──────── Supplied data

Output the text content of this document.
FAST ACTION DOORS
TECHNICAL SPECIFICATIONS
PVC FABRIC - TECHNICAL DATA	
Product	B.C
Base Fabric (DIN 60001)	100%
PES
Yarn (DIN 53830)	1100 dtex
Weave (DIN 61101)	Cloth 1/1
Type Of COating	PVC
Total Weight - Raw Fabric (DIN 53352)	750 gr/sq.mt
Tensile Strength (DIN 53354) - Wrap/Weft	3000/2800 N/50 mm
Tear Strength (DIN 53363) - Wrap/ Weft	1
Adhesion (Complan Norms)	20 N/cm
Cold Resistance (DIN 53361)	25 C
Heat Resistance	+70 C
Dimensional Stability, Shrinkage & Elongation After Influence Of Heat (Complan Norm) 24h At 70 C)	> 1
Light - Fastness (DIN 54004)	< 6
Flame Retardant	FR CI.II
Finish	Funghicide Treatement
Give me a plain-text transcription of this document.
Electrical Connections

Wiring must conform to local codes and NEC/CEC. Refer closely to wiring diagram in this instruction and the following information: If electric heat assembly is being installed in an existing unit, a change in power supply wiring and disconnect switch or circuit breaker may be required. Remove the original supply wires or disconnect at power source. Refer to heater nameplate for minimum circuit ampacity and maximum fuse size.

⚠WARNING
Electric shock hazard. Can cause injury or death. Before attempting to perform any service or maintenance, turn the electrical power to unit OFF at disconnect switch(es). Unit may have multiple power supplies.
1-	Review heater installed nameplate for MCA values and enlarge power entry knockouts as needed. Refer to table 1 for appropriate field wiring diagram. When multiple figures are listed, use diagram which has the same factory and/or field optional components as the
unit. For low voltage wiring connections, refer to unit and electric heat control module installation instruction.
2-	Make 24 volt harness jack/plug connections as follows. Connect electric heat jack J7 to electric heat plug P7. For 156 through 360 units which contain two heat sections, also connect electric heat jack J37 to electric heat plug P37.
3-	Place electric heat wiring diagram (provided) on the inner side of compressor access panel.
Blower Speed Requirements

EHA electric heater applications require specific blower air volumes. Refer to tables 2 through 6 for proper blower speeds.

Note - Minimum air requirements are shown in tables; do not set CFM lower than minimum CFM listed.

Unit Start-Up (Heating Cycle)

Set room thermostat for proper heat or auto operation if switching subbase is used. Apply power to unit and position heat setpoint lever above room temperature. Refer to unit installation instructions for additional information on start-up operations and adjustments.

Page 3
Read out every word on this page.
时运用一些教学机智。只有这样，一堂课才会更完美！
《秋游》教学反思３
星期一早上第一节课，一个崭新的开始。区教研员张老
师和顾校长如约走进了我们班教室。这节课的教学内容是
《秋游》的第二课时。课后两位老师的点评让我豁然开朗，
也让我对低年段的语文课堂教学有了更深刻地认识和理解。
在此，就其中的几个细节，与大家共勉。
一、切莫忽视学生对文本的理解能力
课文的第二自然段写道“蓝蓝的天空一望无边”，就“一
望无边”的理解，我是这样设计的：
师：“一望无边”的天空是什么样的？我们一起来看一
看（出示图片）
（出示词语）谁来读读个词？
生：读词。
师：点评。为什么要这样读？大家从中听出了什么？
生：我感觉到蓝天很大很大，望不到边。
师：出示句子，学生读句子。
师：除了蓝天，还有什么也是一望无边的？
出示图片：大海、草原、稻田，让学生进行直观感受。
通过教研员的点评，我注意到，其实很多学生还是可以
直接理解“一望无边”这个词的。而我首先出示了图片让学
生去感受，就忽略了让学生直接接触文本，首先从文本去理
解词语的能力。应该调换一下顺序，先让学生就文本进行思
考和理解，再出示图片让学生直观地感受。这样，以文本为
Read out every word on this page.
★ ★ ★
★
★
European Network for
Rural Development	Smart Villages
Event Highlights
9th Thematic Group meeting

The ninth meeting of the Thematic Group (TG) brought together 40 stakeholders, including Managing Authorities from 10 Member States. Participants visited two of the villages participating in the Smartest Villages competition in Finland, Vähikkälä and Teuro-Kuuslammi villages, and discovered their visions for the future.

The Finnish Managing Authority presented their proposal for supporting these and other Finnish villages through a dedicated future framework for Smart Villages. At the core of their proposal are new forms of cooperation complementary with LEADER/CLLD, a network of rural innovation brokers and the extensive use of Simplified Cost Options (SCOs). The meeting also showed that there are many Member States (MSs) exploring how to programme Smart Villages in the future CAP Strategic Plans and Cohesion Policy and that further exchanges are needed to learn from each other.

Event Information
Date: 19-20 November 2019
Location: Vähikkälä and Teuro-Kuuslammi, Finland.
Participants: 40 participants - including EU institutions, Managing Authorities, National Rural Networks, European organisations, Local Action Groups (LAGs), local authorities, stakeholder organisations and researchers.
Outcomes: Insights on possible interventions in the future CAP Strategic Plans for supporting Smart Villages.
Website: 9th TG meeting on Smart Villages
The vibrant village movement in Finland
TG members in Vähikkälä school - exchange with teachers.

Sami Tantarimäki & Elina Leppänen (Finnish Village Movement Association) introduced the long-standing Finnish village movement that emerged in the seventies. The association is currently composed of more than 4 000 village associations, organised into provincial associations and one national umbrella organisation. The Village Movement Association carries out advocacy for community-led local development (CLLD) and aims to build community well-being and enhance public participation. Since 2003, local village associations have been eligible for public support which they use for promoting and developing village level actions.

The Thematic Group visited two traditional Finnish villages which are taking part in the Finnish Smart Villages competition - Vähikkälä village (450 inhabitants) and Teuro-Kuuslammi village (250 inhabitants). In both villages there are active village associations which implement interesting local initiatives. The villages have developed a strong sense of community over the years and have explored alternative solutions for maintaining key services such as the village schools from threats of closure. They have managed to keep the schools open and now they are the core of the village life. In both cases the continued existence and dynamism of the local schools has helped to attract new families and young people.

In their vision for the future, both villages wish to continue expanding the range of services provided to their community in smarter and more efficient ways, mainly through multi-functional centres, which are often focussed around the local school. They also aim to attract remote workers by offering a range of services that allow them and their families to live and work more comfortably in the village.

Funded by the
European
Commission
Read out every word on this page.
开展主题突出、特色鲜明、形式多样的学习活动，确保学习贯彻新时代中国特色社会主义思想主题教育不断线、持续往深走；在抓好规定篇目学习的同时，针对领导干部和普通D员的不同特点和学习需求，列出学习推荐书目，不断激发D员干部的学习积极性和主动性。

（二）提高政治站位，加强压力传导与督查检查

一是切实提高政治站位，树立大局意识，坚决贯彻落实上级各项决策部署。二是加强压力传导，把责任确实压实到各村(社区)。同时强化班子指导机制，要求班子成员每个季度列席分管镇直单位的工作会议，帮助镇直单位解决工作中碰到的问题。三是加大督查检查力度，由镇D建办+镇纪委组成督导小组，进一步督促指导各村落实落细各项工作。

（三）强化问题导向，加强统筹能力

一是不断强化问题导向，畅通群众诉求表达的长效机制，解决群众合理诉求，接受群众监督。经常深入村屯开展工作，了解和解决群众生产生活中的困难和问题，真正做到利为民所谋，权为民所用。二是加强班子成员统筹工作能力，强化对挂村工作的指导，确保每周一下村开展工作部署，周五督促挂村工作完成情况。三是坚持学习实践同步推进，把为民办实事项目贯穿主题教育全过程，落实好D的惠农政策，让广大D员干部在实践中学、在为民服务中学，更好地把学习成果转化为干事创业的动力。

────────────────

Scan the listing above and identify each line holding the string "tables"; copy every such line.

EHA electric heater applications require specific blower air volumes. Refer to tables 2 through 6 for proper blower speeds.
Note - Minimum air requirements are shown in tables; do not set CFM lower than minimum CFM listed.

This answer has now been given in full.